• Data in this exercise:
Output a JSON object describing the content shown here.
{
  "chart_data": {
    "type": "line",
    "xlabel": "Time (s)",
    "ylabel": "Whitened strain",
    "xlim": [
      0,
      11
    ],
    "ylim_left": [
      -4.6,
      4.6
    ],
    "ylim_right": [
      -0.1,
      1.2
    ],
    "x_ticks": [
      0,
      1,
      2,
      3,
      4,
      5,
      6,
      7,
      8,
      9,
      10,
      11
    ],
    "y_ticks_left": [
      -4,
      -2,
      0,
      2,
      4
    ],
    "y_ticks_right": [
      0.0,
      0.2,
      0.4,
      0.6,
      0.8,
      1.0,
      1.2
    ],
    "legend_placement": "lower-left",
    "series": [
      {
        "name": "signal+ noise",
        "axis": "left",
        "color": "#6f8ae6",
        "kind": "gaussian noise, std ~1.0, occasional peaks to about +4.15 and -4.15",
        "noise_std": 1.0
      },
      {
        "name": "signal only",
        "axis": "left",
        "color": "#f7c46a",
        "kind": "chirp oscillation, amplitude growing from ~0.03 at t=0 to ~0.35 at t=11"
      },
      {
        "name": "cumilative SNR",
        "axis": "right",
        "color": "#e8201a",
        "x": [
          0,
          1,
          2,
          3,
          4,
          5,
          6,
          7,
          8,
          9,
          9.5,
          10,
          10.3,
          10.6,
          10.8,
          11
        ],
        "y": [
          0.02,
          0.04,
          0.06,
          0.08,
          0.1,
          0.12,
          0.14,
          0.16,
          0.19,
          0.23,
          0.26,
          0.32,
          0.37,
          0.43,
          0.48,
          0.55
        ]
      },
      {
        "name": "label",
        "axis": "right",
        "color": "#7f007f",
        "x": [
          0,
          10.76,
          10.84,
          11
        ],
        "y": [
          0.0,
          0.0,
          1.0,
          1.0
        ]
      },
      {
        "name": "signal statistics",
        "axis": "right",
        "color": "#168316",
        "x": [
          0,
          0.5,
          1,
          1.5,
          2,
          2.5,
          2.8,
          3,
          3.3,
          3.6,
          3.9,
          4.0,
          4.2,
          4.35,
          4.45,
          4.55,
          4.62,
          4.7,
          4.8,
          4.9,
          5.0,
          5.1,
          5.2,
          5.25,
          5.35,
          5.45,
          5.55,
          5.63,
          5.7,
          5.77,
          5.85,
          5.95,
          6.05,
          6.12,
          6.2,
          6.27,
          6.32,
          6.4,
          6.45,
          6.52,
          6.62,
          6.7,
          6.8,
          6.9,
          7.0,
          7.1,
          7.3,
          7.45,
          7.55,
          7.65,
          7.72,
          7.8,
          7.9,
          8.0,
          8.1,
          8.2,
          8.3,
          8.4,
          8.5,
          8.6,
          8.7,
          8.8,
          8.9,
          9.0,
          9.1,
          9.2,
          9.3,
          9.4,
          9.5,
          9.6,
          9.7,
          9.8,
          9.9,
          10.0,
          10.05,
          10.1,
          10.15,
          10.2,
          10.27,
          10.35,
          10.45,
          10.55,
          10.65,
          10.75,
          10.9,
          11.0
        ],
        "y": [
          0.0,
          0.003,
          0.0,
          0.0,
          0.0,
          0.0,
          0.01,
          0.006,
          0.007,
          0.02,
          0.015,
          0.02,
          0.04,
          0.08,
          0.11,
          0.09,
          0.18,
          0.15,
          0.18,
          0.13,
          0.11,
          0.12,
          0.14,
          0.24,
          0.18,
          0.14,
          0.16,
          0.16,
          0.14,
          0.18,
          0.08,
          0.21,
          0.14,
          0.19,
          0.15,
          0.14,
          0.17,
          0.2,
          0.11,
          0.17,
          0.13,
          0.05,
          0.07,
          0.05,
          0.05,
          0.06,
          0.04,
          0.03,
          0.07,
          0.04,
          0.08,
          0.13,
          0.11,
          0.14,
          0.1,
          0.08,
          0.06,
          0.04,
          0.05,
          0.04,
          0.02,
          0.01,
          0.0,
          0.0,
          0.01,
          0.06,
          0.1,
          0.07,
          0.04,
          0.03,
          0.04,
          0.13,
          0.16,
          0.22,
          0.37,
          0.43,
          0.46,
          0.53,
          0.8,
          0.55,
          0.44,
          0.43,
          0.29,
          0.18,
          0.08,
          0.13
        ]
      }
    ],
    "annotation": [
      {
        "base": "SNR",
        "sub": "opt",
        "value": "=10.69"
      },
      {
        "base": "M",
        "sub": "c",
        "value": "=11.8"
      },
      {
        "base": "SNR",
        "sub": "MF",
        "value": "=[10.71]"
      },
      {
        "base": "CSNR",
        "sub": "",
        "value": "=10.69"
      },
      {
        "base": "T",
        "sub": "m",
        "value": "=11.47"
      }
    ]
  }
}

• Given task:
Give the complete listing a second time, exactly as it reads.

• The result:
Output a JSON object describing the content shown here.
{
  "chart_data": {
    "type": "line",
    "xlabel": "Time (s)",
    "ylabel": "Whitened strain",
    "xlim": [
      0,
      11
    ],
    "ylim_left": [
      -4.6,
      4.6
    ],
    "ylim_right": [
      -0.1,
      1.2
    ],
    "x_ticks": [
      0,
      1,
      2,
      3,
      4,
      5,
      6,
      7,
      8,
      9,
      10,
      11
    ],
    "y_ticks_left": [
      -4,
      -2,
      0,
      2,
      4
    ],
    "y_ticks_right": [
      0.0,
      0.2,
      0.4,
      0.6,
      0.8,
      1.0,
      1.2
    ],
    "legend_placement": "lower-left",
    "series": [
      {
        "name": "signal+ noise",
        "axis": "left",
        "color": "#6f8ae6",
        "kind": "gaussian noise, std ~1.0, occasional peaks to about +4.15 and -4.15",
        "noise_std": 1.0
      },
      {
        "name": "signal only",
        "axis": "left",
        "color": "#f7c46a",
        "kind": "chirp oscillation, amplitude growing from ~0.03 at t=0 to ~0.35 at t=11"
      },
      {
        "name": "cumilative SNR",
        "axis": "right",
        "color": "#e8201a",
        "x": [
          0,
          1,
          2,
          3,
          4,
          5,
          6,
          7,
          8,
          9,
          9.5,
          10,
          10.3,
          10.6,
          10.8,
          11
        ],
        "y": [
          0.02,
          0.04,
          0.06,
          0.08,
          0.1,
          0.12,
          0.14,
          0.16,
          0.19,
          0.23,
          0.26,
          0.32,
          0.37,
          0.43,
          0.48,
          0.55
        ]
      },
      {
        "name": "label",
        "axis": "right",
        "color": "#7f007f",
        "x": [
          0,
          10.76,
          10.84,
          11
        ],
        "y": [
          0.0,
          0.0,
          1.0,
          1.0
        ]
      },
      {
        "name": "signal statistics",
        "axis": "right",
        "color": "#168316",
        "x": [
          0,
          0.5,
          1,
          1.5,
          2,
          2.5,
          2.8,
          3,
          3.3,
          3.6,
          3.9,
          4.0,
          4.2,
          4.35,
          4.45,
          4.55,
          4.62,
          4.7,
          4.8,
          4.9,
          5.0,
          5.1,
          5.2,
          5.25,
          5.35,
          5.45,
          5.55,
          5.63,
          5.7,
          5.77,
          5.85,
          5.95,
          6.05,
          6.12,
          6.2,
          6.27,
          6.32,
          6.4,
          6.45,
          6.52,
          6.62,
          6.7,
          6.8,
          6.9,
          7.0,
          7.1,
          7.3,
          7.45,
          7.55,
          7.65,
          7.72,
          7.8,
          7.9,
          8.0,
          8.1,
          8.2,
          8.3,
          8.4,
          8.5,
          8.6,
          8.7,
          8.8,
          8.9,
          9.0,
          9.1,
          9.2,
          9.3,
          9.4,
          9.5,
          9.6,
          9.7,
          9.8,
          9.9,
          10.0,
          10.05,
          10.1,
          10.15,
          10.2,
          10.27,
          10.35,
          10.45,
          10.55,
          10.65,
          10.75,
          10.9,
          11.0
        ],
        "y": [
          0.0,
          0.003,
          0.0,
          0.0,
          0.0,
          0.0,
          0.01,
          0.006,
          0.007,
          0.02,
          0.015,
          0.02,
          0.04,
          0.08,
          0.11,
          0.09,
          0.18,
          0.15,
          0.18,
          0.13,
          0.11,
          0.12,
          0.14,
          0.24,
          0.18,
          0.14,
          0.16,
          0.16,
          0.14,
          0.18,
          0.08,
          0.21,
          0.14,
          0.19,
          0.15,
          0.14,
          0.17,
          0.2,
          0.11,
          0.17,
          0.13,
          0.05,
          0.07,
          0.05,
          0.05,
          0.06,
          0.04,
          0.03,
          0.07,
          0.04,
          0.08,
          0.13,
          0.11,
          0.14,
          0.1,
          0.08,
          0.06,
          0.04,
          0.05,
          0.04,
          0.02,
          0.01,
          0.0,
          0.0,
          0.01,
          0.06,
          0.1,
          0.07,
          0.04,
          0.03,
          0.04,
          0.13,
          0.16,
          0.22,
          0.37,
          0.43,
          0.46,
          0.53,
          0.8,
          0.55,
          0.44,
          0.43,
          0.29,
          0.18,
          0.08,
          0.13
        ]
      }
    ],
    "annotation": [
      {
        "base": "SNR",
        "sub": "opt",
        "value": "=10.69"
      },
      {
        "base": "M",
        "sub": "c",
        "value": "=11.8"
      },
      {
        "base": "SNR",
        "sub": "MF",
        "value": "=[10.71]"
      },
      {
        "base": "CSNR",
        "sub": "",
        "value": "=10.69"
      },
      {
        "base": "T",
        "sub": "m",
        "value": "=11.47"
      }
    ]
  }
}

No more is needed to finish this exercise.